▶ _Task data_
▶

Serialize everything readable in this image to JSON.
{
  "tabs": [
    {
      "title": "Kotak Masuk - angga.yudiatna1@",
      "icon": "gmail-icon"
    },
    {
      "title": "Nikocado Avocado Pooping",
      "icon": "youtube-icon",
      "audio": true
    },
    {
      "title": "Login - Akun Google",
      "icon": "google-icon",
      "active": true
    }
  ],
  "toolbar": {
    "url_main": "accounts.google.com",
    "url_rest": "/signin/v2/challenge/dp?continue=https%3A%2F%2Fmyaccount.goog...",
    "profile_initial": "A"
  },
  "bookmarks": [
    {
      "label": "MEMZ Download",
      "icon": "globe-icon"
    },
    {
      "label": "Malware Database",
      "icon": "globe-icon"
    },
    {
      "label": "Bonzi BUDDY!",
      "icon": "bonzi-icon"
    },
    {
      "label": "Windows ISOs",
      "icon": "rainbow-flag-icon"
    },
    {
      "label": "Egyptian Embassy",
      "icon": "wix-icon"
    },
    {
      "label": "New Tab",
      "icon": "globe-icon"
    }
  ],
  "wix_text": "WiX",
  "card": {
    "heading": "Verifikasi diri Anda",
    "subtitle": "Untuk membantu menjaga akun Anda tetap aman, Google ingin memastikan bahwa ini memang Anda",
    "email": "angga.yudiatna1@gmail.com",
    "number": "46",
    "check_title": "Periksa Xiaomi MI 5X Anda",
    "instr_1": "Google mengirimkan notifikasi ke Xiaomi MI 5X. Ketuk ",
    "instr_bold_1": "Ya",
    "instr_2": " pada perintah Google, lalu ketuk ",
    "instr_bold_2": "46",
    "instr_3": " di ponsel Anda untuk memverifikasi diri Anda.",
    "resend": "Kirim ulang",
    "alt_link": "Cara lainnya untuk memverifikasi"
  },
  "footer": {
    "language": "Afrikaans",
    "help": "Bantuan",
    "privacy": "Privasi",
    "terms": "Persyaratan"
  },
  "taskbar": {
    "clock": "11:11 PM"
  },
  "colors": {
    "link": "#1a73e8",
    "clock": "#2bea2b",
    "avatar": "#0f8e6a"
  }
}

◀

▶ _What you need to do_
Repeat every line of the records above exactly.

▶ _Answer to the task_
Serialize everything readable in this image to JSON.
{
  "tabs": [
    {
      "title": "Kotak Masuk - angga.yudiatna1@",
      "icon": "gmail-icon"
    },
    {
      "title": "Nikocado Avocado Pooping",
      "icon": "youtube-icon",
      "audio": true
    },
    {
      "title": "Login - Akun Google",
      "icon": "google-icon",
      "active": true
    }
  ],
  "toolbar": {
    "url_main": "accounts.google.com",
    "url_rest": "/signin/v2/challenge/dp?continue=https%3A%2F%2Fmyaccount.goog...",
    "profile_initial": "A"
  },
  "bookmarks": [
    {
      "label": "MEMZ Download",
      "icon": "globe-icon"
    },
    {
      "label": "Malware Database",
      "icon": "globe-icon"
    },
    {
      "label": "Bonzi BUDDY!",
      "icon": "bonzi-icon"
    },
    {
      "label": "Windows ISOs",
      "icon": "rainbow-flag-icon"
    },
    {
      "label": "Egyptian Embassy",
      "icon": "wix-icon"
    },
    {
      "label": "New Tab",
      "icon": "globe-icon"
    }
  ],
  "wix_text": "WiX",
  "card": {
    "heading": "Verifikasi diri Anda",
    "subtitle": "Untuk membantu menjaga akun Anda tetap aman, Google ingin memastikan bahwa ini memang Anda",
    "email": "angga.yudiatna1@gmail.com",
    "number": "46",
    "check_title": "Periksa Xiaomi MI 5X Anda",
    "instr_1": "Google mengirimkan notifikasi ke Xiaomi MI 5X. Ketuk ",
    "instr_bold_1": "Ya",
    "instr_2": " pada perintah Google, lalu ketuk ",
    "instr_bold_2": "46",
    "instr_3": " di ponsel Anda untuk memverifikasi diri Anda.",
    "resend": "Kirim ulang",
    "alt_link": "Cara lainnya untuk memverifikasi"
  },
  "footer": {
    "language": "Afrikaans",
    "help": "Bantuan",
    "privacy": "Privasi",
    "terms": "Persyaratan"
  },
  "taskbar": {
    "clock": "11:11 PM"
  },
  "colors": {
    "link": "#1a73e8",
    "clock": "#2bea2b",
    "avatar": "#0f8e6a"
  }
}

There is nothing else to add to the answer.